## Begin RECORDS SHOWN
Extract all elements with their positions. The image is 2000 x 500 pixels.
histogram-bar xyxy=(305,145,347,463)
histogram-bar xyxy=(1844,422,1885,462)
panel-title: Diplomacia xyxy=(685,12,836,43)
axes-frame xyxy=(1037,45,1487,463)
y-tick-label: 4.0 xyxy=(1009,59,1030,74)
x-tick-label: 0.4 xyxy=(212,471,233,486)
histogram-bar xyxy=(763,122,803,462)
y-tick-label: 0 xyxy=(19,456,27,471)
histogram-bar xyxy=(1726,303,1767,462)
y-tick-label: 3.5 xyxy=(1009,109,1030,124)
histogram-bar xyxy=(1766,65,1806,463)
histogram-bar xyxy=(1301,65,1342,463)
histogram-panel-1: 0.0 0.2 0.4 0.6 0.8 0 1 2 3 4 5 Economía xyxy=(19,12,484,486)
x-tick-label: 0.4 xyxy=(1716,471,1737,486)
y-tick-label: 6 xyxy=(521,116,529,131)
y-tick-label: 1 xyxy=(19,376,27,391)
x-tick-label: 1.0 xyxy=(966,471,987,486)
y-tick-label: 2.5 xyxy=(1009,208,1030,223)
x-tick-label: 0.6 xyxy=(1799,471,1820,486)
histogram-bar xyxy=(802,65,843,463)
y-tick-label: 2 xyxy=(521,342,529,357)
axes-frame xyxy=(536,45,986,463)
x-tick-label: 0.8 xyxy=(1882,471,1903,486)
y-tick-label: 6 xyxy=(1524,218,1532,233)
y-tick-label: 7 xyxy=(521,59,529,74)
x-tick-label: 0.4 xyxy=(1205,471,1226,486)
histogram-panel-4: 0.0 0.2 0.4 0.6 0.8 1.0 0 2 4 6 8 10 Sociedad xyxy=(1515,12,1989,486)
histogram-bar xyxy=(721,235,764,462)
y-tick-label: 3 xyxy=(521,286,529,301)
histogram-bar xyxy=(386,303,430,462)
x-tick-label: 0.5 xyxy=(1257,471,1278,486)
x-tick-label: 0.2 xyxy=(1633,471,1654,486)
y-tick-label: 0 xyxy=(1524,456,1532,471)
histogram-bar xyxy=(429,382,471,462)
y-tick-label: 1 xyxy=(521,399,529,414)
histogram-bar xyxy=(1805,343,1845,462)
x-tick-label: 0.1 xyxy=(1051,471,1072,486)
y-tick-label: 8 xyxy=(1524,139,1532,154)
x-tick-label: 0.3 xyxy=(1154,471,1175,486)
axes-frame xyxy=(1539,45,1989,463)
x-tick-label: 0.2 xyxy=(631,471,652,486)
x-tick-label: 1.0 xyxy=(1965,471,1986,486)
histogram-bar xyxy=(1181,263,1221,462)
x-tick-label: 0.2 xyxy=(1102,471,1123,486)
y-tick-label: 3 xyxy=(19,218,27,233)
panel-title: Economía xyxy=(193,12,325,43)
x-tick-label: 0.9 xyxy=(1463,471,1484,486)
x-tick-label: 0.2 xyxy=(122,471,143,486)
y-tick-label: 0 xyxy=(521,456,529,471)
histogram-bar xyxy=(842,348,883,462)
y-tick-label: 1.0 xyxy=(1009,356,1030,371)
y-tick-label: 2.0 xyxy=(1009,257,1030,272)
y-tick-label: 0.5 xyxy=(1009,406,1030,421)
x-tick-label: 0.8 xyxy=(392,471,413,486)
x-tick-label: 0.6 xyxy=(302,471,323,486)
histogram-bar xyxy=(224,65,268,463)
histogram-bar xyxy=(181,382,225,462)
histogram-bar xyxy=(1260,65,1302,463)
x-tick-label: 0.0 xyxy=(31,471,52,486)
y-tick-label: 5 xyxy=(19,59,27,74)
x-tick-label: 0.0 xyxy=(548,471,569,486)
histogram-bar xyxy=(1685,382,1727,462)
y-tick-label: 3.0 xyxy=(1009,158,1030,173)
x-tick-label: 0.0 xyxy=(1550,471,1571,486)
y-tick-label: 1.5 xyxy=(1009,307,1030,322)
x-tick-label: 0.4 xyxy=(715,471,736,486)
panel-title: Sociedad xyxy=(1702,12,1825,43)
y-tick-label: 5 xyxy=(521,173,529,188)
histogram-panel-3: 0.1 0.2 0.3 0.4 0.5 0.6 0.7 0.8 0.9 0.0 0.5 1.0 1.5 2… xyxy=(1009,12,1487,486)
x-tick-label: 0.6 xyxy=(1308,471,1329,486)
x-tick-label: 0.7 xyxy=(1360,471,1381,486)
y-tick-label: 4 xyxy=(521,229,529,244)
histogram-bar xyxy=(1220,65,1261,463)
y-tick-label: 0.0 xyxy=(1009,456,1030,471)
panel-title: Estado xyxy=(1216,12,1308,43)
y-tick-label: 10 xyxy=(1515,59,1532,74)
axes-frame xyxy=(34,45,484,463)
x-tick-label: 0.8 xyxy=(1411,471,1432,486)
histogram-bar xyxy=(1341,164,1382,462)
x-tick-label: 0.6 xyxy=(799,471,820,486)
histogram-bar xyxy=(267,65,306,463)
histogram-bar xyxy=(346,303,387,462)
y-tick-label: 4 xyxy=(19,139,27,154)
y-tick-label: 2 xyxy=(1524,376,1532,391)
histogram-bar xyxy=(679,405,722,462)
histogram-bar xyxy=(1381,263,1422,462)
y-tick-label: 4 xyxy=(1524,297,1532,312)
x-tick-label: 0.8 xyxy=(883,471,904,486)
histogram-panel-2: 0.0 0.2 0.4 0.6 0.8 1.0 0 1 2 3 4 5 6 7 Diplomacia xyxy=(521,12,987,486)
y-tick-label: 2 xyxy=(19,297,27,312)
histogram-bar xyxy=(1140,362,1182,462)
## End RECORDS SHOWN
**EXERCISE DETAILS**
Copy all the records above unchanged, except substitute "Diplomacy" for each occurrence of "Diplomacia".

**ANSWER TO THE PROBLEM**
Extract all elements with their positions. The image is 2000 x 500 pixels.
histogram-bar xyxy=(305,145,347,463)
histogram-bar xyxy=(1844,422,1885,462)
panel-title: Diplomacy xyxy=(685,12,836,43)
axes-frame xyxy=(1037,45,1487,463)
y-tick-label: 4.0 xyxy=(1009,59,1030,74)
x-tick-label: 0.4 xyxy=(212,471,233,486)
histogram-bar xyxy=(763,122,803,462)
y-tick-label: 0 xyxy=(19,456,27,471)
histogram-bar xyxy=(1726,303,1767,462)
y-tick-label: 3.5 xyxy=(1009,109,1030,124)
histogram-bar xyxy=(1766,65,1806,463)
histogram-bar xyxy=(1301,65,1342,463)
histogram-panel-1: 0.0 0.2 0.4 0.6 0.8 0 1 2 3 4 5 Economía xyxy=(19,12,484,486)
x-tick-label: 0.4 xyxy=(1716,471,1737,486)
y-tick-label: 6 xyxy=(521,116,529,131)
y-tick-label: 1 xyxy=(19,376,27,391)
x-tick-label: 1.0 xyxy=(966,471,987,486)
y-tick-label: 2.5 xyxy=(1009,208,1030,223)
x-tick-label: 0.6 xyxy=(1799,471,1820,486)
histogram-bar xyxy=(802,65,843,463)
y-tick-label: 2 xyxy=(521,342,529,357)
axes-frame xyxy=(536,45,986,463)
x-tick-label: 0.8 xyxy=(1882,471,1903,486)
y-tick-label: 6 xyxy=(1524,218,1532,233)
y-tick-label: 7 xyxy=(521,59,529,74)
x-tick-label: 0.4 xyxy=(1205,471,1226,486)
histogram-panel-4: 0.0 0.2 0.4 0.6 0.8 1.0 0 2 4 6 8 10 Sociedad xyxy=(1515,12,1989,486)
histogram-bar xyxy=(721,235,764,462)
y-tick-label: 3 xyxy=(521,286,529,301)
histogram-bar xyxy=(386,303,430,462)
x-tick-label: 0.5 xyxy=(1257,471,1278,486)
x-tick-label: 0.2 xyxy=(1633,471,1654,486)
y-tick-label: 0 xyxy=(1524,456,1532,471)
histogram-bar xyxy=(429,382,471,462)
y-tick-label: 1 xyxy=(521,399,529,414)
histogram-bar xyxy=(1805,343,1845,462)
x-tick-label: 0.1 xyxy=(1051,471,1072,486)
y-tick-label: 8 xyxy=(1524,139,1532,154)
x-tick-label: 0.3 xyxy=(1154,471,1175,486)
axes-frame xyxy=(1539,45,1989,463)
x-tick-label: 0.2 xyxy=(631,471,652,486)
x-tick-label: 1.0 xyxy=(1965,471,1986,486)
histogram-bar xyxy=(1181,263,1221,462)
x-tick-label: 0.2 xyxy=(1102,471,1123,486)
y-tick-label: 3 xyxy=(19,218,27,233)
panel-title: Economía xyxy=(193,12,325,43)
x-tick-label: 0.9 xyxy=(1463,471,1484,486)
x-tick-label: 0.2 xyxy=(122,471,143,486)
y-tick-label: 0 xyxy=(521,456,529,471)
histogram-bar xyxy=(842,348,883,462)
y-tick-label: 1.0 xyxy=(1009,356,1030,371)
y-tick-label: 2.0 xyxy=(1009,257,1030,272)
y-tick-label: 0.5 xyxy=(1009,406,1030,421)
x-tick-label: 0.8 xyxy=(392,471,413,486)
x-tick-label: 0.6 xyxy=(302,471,323,486)
histogram-bar xyxy=(224,65,268,463)
histogram-bar xyxy=(181,382,225,462)
histogram-bar xyxy=(1260,65,1302,463)
x-tick-label: 0.0 xyxy=(31,471,52,486)
y-tick-label: 5 xyxy=(19,59,27,74)
x-tick-label: 0.0 xyxy=(548,471,569,486)
histogram-bar xyxy=(1685,382,1727,462)
y-tick-label: 3.0 xyxy=(1009,158,1030,173)
x-tick-label: 0.0 xyxy=(1550,471,1571,486)
y-tick-label: 1.5 xyxy=(1009,307,1030,322)
x-tick-label: 0.4 xyxy=(715,471,736,486)
panel-title: Sociedad xyxy=(1702,12,1825,43)
y-tick-label: 5 xyxy=(521,173,529,188)
histogram-panel-3: 0.1 0.2 0.3 0.4 0.5 0.6 0.7 0.8 0.9 0.0 0.5 1.0 1.5 2… xyxy=(1009,12,1487,486)
x-tick-label: 0.6 xyxy=(1308,471,1329,486)
x-tick-label: 0.7 xyxy=(1360,471,1381,486)
y-tick-label: 4 xyxy=(521,229,529,244)
histogram-bar xyxy=(1220,65,1261,463)
y-tick-label: 0.0 xyxy=(1009,456,1030,471)
panel-title: Estado xyxy=(1216,12,1308,43)
y-tick-label: 10 xyxy=(1515,59,1532,74)
axes-frame xyxy=(34,45,484,463)
x-tick-label: 0.8 xyxy=(1411,471,1432,486)
histogram-bar xyxy=(1341,164,1382,462)
x-tick-label: 0.6 xyxy=(799,471,820,486)
histogram-bar xyxy=(267,65,306,463)
histogram-bar xyxy=(346,303,387,462)
y-tick-label: 4 xyxy=(19,139,27,154)
y-tick-label: 2 xyxy=(1524,376,1532,391)
histogram-bar xyxy=(679,405,722,462)
histogram-bar xyxy=(1381,263,1422,462)
y-tick-label: 4 xyxy=(1524,297,1532,312)
x-tick-label: 0.8 xyxy=(883,471,904,486)
histogram-panel-2: 0.0 0.2 0.4 0.6 0.8 1.0 0 1 2 3 4 5 6 7 Diplomacy xyxy=(521,12,987,486)
y-tick-label: 2 xyxy=(19,297,27,312)
histogram-bar xyxy=(1140,362,1182,462)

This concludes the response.